**DATA IN THIS EXERCISE**
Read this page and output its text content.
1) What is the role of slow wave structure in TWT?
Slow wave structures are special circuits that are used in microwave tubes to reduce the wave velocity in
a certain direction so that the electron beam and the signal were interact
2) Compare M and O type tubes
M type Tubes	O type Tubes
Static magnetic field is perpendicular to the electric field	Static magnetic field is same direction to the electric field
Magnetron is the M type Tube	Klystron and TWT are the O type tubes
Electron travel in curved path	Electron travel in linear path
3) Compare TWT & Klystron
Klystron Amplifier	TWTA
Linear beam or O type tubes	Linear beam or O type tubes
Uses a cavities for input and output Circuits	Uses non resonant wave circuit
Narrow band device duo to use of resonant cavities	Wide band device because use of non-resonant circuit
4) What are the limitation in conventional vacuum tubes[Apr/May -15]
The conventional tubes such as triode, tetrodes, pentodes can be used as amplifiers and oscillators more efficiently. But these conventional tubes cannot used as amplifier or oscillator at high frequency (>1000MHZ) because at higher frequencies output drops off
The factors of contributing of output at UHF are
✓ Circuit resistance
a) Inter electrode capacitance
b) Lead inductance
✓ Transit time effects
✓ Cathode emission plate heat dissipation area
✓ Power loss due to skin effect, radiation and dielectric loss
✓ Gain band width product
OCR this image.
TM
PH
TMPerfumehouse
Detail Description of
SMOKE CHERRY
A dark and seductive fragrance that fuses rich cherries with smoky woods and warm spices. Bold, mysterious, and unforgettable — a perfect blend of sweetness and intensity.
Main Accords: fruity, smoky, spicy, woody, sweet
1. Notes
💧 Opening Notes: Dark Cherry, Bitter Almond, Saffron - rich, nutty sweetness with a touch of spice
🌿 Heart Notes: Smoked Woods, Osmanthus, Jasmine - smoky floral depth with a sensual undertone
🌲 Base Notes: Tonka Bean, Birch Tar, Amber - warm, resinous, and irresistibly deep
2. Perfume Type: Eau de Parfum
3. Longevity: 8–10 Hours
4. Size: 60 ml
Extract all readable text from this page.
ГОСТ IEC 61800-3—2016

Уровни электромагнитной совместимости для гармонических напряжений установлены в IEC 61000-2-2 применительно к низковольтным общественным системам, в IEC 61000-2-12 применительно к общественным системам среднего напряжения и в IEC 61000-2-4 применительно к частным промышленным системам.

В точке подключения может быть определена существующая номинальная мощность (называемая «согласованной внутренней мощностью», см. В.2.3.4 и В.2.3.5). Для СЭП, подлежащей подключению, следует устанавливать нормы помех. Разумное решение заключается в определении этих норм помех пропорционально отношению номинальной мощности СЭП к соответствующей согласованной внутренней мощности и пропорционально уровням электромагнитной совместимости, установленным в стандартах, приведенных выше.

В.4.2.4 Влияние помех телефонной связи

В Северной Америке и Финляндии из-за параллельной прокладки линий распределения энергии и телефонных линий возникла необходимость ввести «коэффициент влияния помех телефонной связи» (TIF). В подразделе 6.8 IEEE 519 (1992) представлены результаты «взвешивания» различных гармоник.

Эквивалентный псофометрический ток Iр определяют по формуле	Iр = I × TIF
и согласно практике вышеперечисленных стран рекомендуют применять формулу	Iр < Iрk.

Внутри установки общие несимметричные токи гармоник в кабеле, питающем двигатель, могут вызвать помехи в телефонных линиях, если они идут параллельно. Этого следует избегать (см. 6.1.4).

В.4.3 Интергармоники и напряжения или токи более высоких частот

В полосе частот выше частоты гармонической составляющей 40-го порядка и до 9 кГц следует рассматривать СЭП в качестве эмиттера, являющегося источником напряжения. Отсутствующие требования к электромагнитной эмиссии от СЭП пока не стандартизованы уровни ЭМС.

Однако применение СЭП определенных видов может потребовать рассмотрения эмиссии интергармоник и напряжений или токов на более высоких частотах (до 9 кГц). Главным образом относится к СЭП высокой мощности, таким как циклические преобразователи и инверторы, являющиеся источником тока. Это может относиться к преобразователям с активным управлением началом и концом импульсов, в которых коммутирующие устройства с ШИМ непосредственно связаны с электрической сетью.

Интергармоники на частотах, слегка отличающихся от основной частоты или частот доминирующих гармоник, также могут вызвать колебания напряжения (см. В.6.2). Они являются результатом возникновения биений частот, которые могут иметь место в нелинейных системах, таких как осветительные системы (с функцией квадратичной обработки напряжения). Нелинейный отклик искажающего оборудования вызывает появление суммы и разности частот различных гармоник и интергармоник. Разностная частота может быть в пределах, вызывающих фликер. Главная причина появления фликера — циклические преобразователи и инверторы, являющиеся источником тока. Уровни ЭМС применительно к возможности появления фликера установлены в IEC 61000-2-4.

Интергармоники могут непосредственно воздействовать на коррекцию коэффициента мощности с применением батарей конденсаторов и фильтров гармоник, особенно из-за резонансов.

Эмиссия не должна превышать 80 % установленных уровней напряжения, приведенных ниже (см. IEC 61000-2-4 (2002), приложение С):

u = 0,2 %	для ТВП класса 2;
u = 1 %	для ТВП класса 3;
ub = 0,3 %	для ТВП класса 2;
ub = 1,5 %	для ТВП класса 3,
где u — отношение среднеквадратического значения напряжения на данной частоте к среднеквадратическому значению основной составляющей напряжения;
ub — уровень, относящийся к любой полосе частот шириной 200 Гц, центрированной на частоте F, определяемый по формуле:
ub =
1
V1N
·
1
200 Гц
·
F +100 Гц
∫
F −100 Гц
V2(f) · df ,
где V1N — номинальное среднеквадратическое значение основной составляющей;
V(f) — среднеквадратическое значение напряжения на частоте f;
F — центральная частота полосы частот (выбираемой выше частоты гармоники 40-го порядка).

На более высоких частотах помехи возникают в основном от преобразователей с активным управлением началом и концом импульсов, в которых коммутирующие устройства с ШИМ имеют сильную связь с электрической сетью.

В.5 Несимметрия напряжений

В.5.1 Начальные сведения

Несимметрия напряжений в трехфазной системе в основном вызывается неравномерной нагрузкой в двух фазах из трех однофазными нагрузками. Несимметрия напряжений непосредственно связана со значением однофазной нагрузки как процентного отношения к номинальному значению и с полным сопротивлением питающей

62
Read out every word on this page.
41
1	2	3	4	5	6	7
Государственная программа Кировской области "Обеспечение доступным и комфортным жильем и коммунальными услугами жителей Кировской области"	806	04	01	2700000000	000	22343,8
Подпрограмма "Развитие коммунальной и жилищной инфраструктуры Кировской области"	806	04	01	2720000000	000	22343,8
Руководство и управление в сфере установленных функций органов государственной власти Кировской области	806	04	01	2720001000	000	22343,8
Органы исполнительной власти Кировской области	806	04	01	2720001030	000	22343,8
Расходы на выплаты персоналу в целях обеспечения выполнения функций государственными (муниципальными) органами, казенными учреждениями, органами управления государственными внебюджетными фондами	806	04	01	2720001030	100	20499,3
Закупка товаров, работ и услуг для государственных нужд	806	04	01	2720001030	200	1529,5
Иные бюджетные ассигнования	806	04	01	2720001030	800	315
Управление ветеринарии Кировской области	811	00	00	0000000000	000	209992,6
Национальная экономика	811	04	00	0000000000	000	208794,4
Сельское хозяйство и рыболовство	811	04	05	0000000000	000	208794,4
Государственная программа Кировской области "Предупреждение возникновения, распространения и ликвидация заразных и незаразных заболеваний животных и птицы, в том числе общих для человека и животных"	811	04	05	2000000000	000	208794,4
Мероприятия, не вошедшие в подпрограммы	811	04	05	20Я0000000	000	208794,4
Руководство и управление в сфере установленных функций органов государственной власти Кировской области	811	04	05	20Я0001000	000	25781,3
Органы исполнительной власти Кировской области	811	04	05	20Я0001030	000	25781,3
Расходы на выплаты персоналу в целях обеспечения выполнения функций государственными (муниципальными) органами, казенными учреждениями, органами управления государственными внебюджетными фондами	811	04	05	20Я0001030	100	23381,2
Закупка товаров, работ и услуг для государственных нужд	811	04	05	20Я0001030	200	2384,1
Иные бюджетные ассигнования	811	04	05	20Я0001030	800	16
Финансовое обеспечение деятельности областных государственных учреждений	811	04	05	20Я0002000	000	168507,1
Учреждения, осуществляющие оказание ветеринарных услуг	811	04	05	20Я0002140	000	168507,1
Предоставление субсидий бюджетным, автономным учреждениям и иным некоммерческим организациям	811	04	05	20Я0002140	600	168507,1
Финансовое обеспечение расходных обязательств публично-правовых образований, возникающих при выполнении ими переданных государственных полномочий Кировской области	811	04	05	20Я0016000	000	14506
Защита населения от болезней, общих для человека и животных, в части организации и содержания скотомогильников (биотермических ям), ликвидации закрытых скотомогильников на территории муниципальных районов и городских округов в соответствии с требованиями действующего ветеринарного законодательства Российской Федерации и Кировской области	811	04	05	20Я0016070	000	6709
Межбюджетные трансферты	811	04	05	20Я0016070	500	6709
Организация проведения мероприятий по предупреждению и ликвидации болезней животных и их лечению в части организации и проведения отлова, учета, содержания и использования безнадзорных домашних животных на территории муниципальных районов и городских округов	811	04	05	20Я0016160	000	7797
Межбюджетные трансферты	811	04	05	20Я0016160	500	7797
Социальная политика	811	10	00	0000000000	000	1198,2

**JOB**
Every line that holds the word "государственной" counts once; state the total number of such lines and nothing else.

**FINAL ANSWER**
2